- Listed entries -
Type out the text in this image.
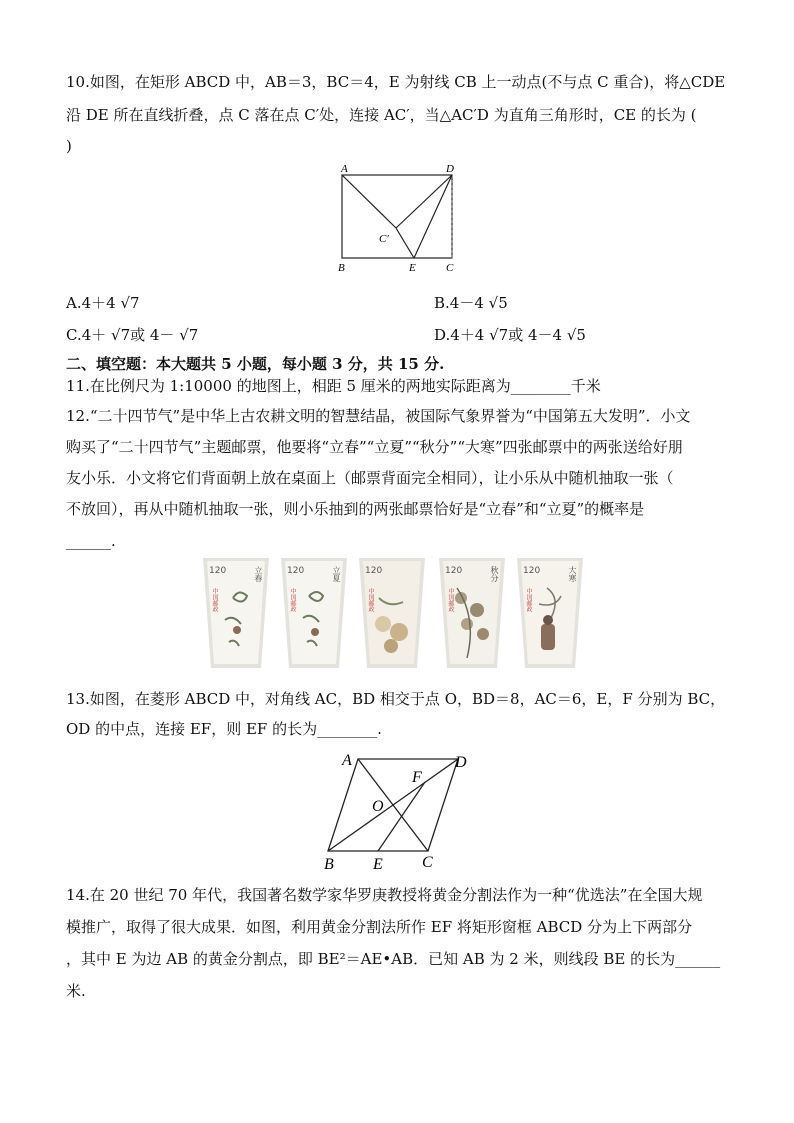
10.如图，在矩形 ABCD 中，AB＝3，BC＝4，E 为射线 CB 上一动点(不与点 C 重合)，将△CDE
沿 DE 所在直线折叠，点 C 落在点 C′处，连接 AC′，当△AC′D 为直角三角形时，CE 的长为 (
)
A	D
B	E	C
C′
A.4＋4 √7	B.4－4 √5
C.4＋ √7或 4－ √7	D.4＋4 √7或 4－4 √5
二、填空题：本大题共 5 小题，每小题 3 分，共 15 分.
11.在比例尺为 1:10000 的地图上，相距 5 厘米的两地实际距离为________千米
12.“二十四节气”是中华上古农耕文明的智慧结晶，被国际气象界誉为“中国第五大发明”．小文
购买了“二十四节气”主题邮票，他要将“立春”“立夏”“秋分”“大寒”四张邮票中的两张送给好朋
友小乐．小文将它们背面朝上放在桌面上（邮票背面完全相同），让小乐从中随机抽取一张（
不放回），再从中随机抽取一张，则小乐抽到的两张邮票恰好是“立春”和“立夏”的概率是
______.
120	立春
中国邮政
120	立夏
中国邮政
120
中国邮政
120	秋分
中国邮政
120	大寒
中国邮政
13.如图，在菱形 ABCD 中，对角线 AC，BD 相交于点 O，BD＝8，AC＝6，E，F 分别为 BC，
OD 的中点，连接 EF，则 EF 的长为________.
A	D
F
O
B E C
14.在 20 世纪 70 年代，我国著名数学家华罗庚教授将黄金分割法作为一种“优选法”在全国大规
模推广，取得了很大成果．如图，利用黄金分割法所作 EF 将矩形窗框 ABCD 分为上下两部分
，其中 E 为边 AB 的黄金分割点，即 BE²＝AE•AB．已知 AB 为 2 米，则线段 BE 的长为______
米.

- Exercise objective -
Find and copy every line in the entries above where the string "ABCD" occurs.

- Answer in full -
10.如图，在矩形 ABCD 中，AB＝3，BC＝4，E 为射线 CB 上一动点(不与点 C 重合)，将△CDE
13.如图，在菱形 ABCD 中，对角线 AC，BD 相交于点 O，BD＝8，AC＝6，E，F 分别为 BC，
模推广，取得了很大成果．如图，利用黄金分割法所作 EF 将矩形窗框 ABCD 分为上下两部分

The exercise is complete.